◆ Exercise material ◆

= = = =

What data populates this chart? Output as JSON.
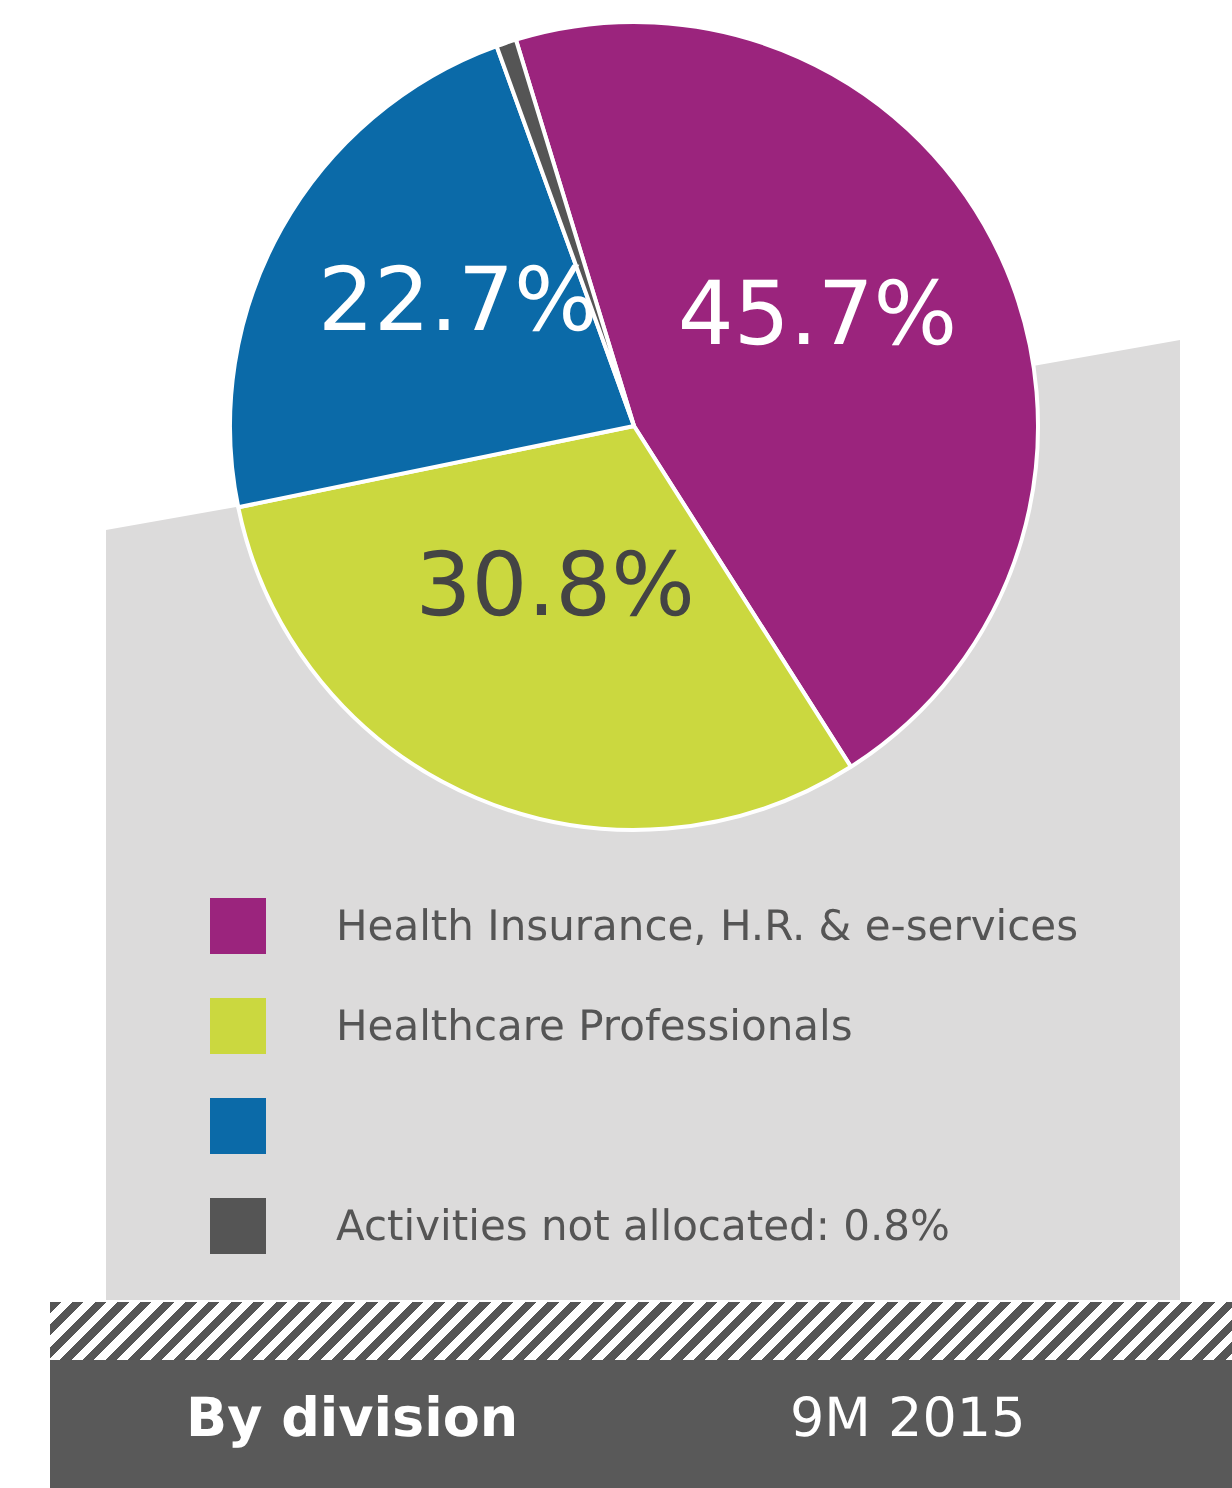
{
  "chart_data": {
    "type": "pie",
    "title": "By division",
    "subtitle": "9M 2015",
    "categories": [
      "Health Insurance, H.R. & e-services",
      "Healthcare Professionals",
      null,
      "Activities not allocated: 0.8%"
    ],
    "values": [
      45.7,
      30.8,
      22.7,
      0.8
    ],
    "colors": [
      "#9b247d",
      "#cbd83f",
      "#0b6aa8",
      "#555555"
    ],
    "value_labels": [
      "45.7%",
      "30.8%",
      "22.7%",
      null
    ],
    "legend": "bottom"
  }
}
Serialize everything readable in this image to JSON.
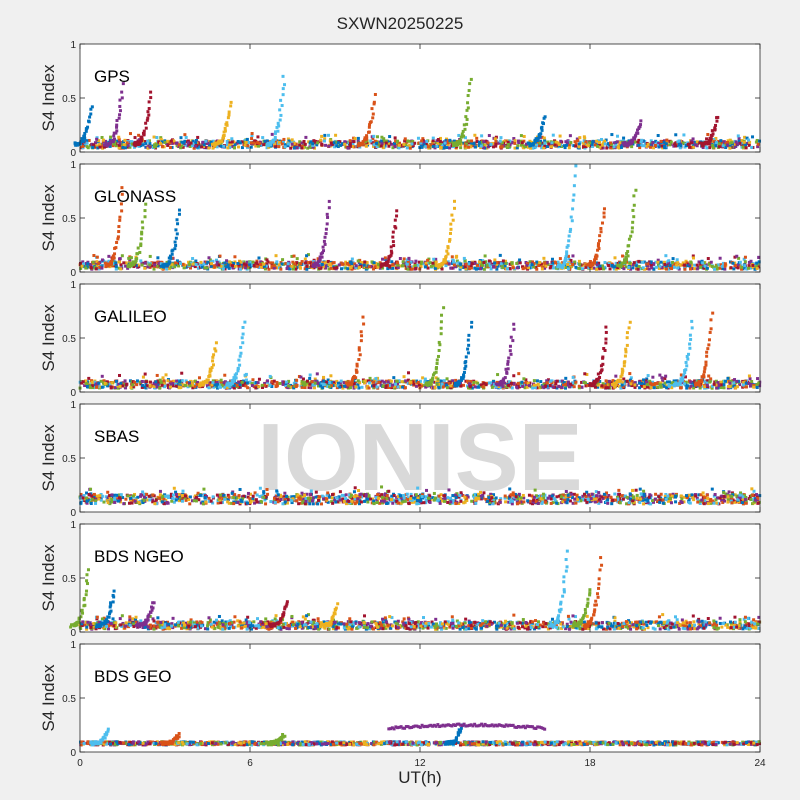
{
  "chart_data": {
    "type": "scatter",
    "title": "SXWN20250225",
    "xlabel": "UT(h)",
    "ylabel": "S4 Index",
    "xlim": [
      0,
      24
    ],
    "ylim": [
      0,
      1
    ],
    "xticks": [
      0,
      6,
      12,
      18,
      24
    ],
    "yticks": [
      0,
      0.5,
      1
    ],
    "grid": false,
    "watermark": "IONISE",
    "series_colors": [
      "#0072BD",
      "#D95319",
      "#EDB120",
      "#7E2F8E",
      "#77AC30",
      "#4DBEEE",
      "#A2142F"
    ],
    "panels": [
      {
        "label": "GPS",
        "baseline": 0.07,
        "peaks": [
          {
            "x": 0.4,
            "y": 0.42
          },
          {
            "x": 1.5,
            "y": 0.62
          },
          {
            "x": 2.5,
            "y": 0.55
          },
          {
            "x": 5.3,
            "y": 0.45
          },
          {
            "x": 7.2,
            "y": 0.7
          },
          {
            "x": 10.4,
            "y": 0.52
          },
          {
            "x": 13.8,
            "y": 0.68
          },
          {
            "x": 16.4,
            "y": 0.33
          },
          {
            "x": 19.8,
            "y": 0.28
          },
          {
            "x": 22.5,
            "y": 0.33
          }
        ]
      },
      {
        "label": "GLONASS",
        "baseline": 0.06,
        "peaks": [
          {
            "x": 1.5,
            "y": 0.78
          },
          {
            "x": 2.3,
            "y": 0.62
          },
          {
            "x": 3.5,
            "y": 0.58
          },
          {
            "x": 8.8,
            "y": 0.66
          },
          {
            "x": 11.2,
            "y": 0.58
          },
          {
            "x": 13.2,
            "y": 0.64
          },
          {
            "x": 17.5,
            "y": 0.98
          },
          {
            "x": 18.5,
            "y": 0.6
          },
          {
            "x": 19.6,
            "y": 0.76
          }
        ]
      },
      {
        "label": "GALILEO",
        "baseline": 0.07,
        "peaks": [
          {
            "x": 4.8,
            "y": 0.45
          },
          {
            "x": 5.8,
            "y": 0.65
          },
          {
            "x": 10.0,
            "y": 0.68
          },
          {
            "x": 12.8,
            "y": 0.78
          },
          {
            "x": 13.8,
            "y": 0.65
          },
          {
            "x": 15.3,
            "y": 0.63
          },
          {
            "x": 18.6,
            "y": 0.6
          },
          {
            "x": 19.4,
            "y": 0.65
          },
          {
            "x": 21.6,
            "y": 0.65
          },
          {
            "x": 22.3,
            "y": 0.72
          }
        ]
      },
      {
        "label": "SBAS",
        "baseline": 0.12,
        "peaks": []
      },
      {
        "label": "BDS NGEO",
        "baseline": 0.06,
        "peaks": [
          {
            "x": 0.3,
            "y": 0.58
          },
          {
            "x": 1.2,
            "y": 0.38
          },
          {
            "x": 2.6,
            "y": 0.28
          },
          {
            "x": 7.3,
            "y": 0.28
          },
          {
            "x": 9.1,
            "y": 0.25
          },
          {
            "x": 17.2,
            "y": 0.75
          },
          {
            "x": 18.4,
            "y": 0.68
          },
          {
            "x": 18.0,
            "y": 0.4
          }
        ]
      },
      {
        "label": "BDS GEO",
        "baseline": 0.08,
        "peaks": [
          {
            "x": 1.0,
            "y": 0.2
          },
          {
            "x": 3.5,
            "y": 0.16
          },
          {
            "x": 7.2,
            "y": 0.16
          },
          {
            "x": 13.5,
            "y": 0.26
          }
        ]
      }
    ]
  }
}
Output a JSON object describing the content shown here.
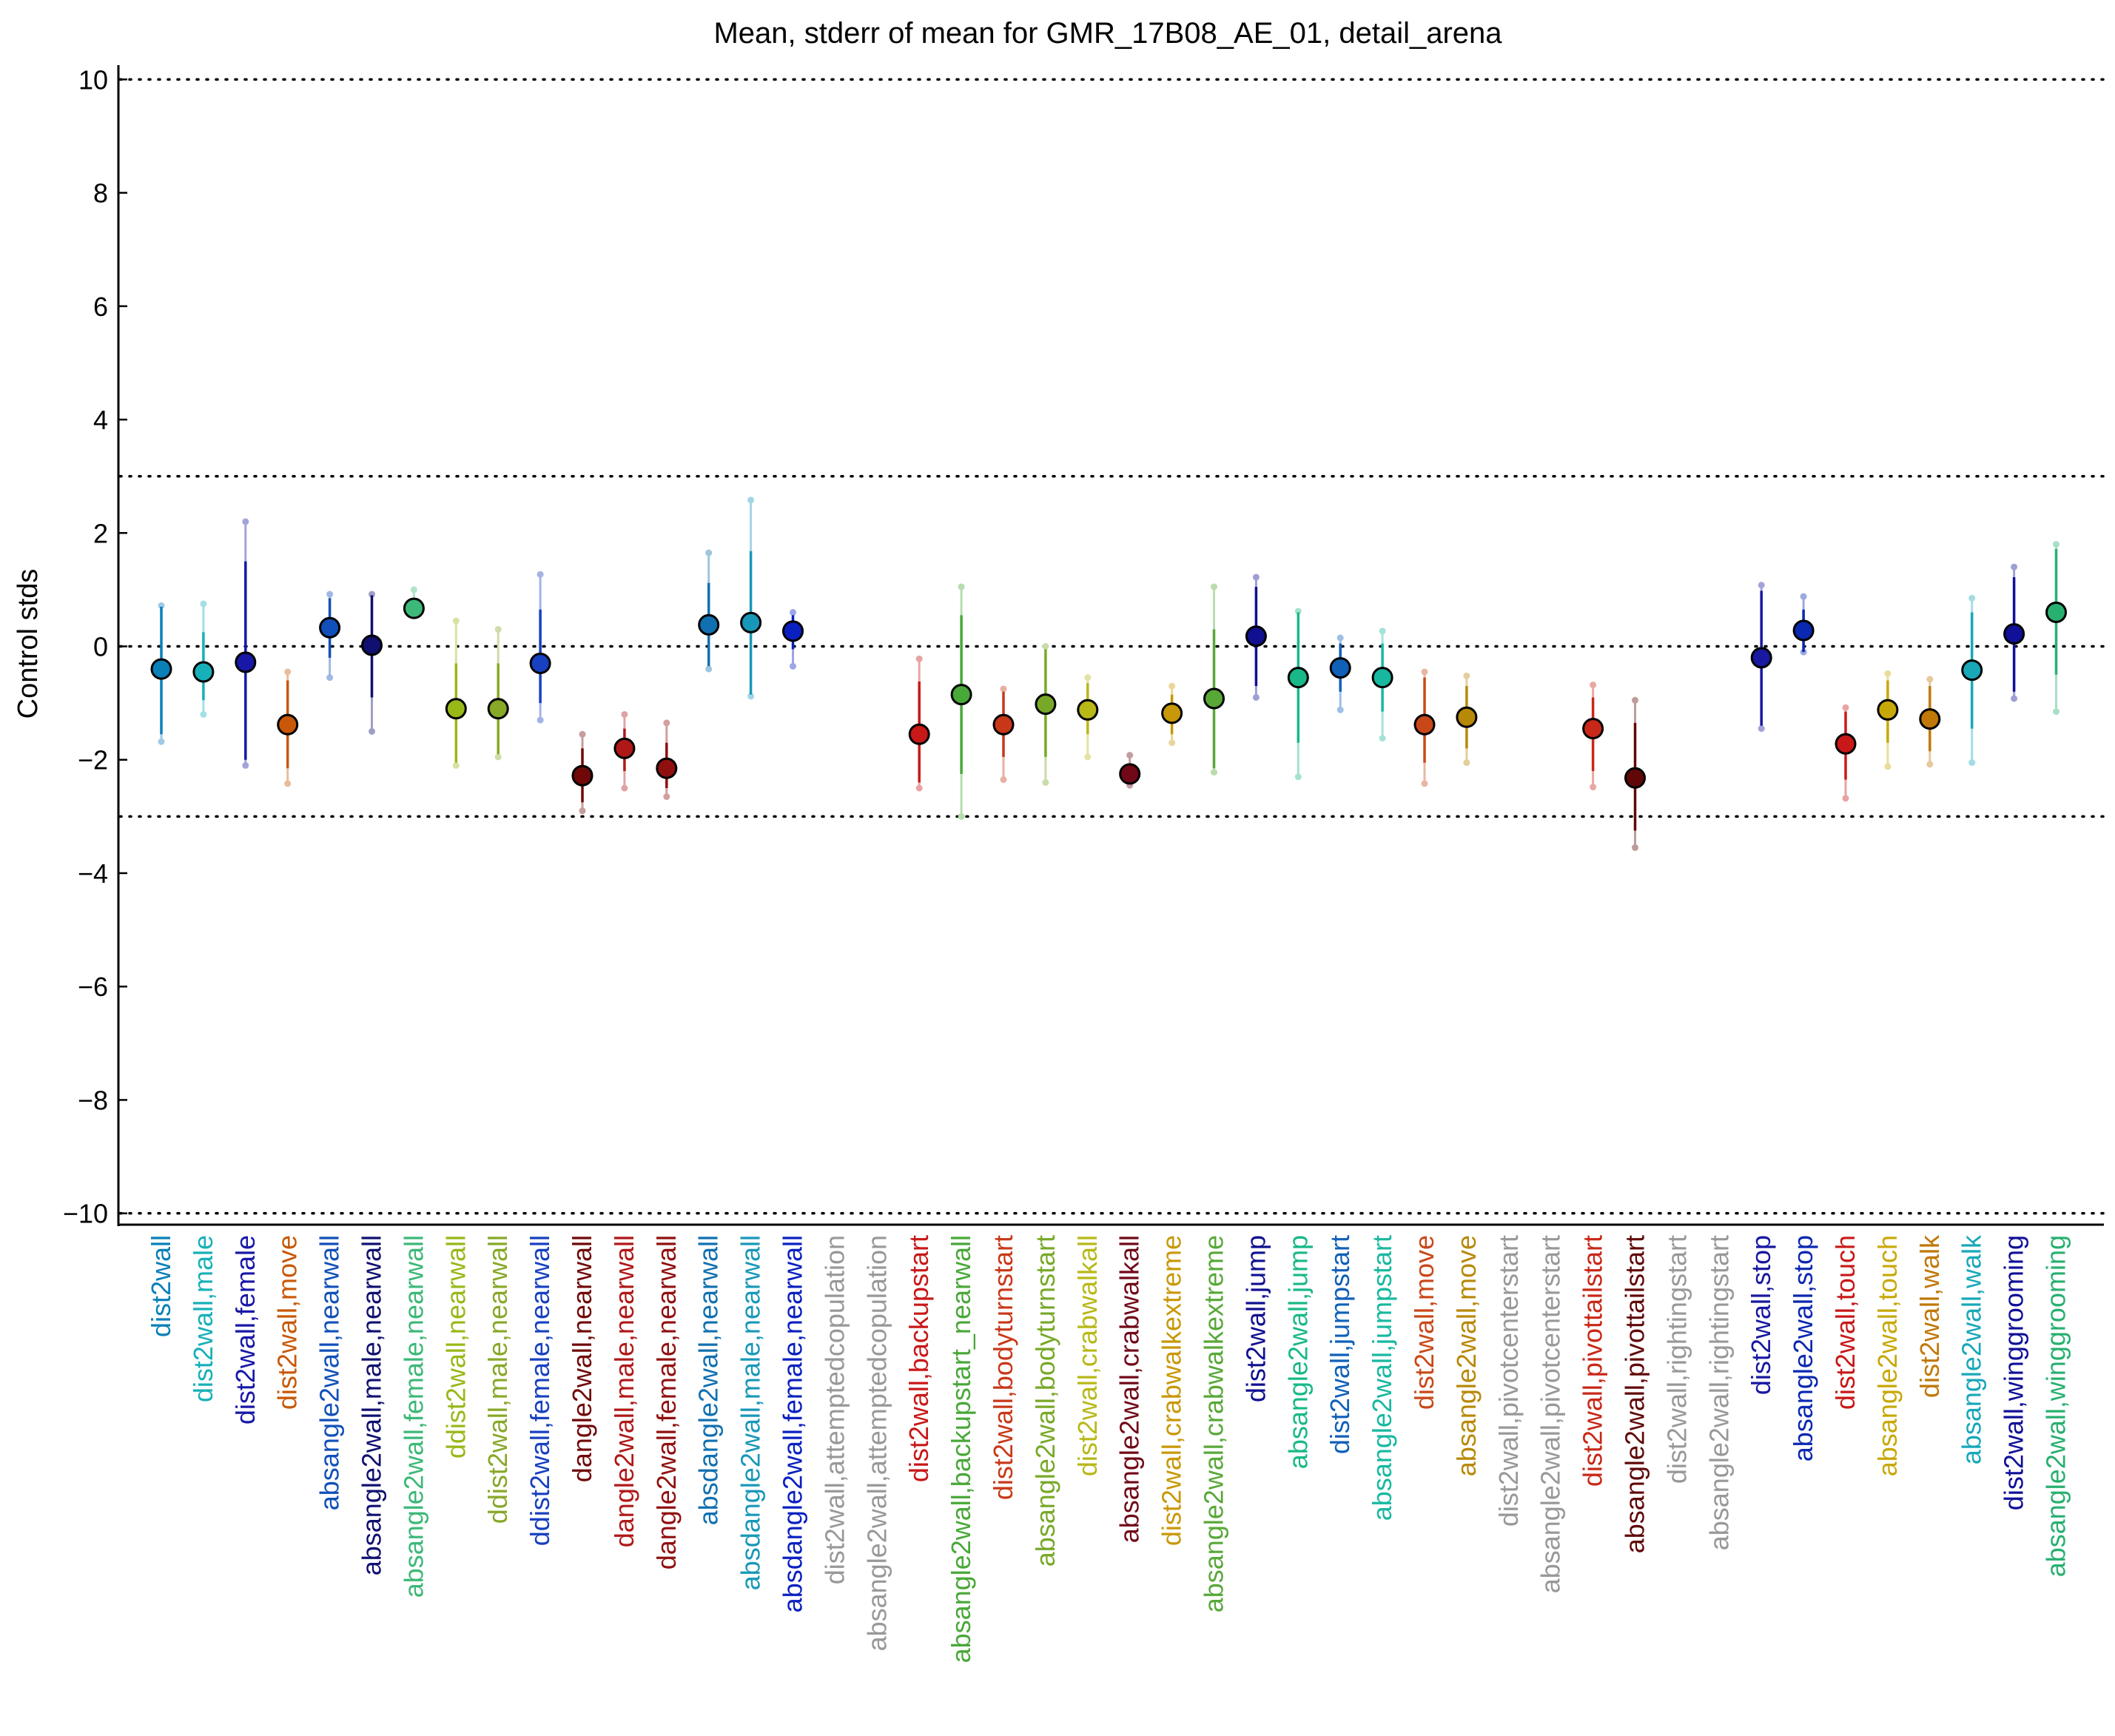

= = = =

◆ The problem ◆
Identify the lines above with the word "this". Copy them.

◆ Full output ◆
What data populates this chart? Output as JSON.
Serialize everything readable in this image to JSON.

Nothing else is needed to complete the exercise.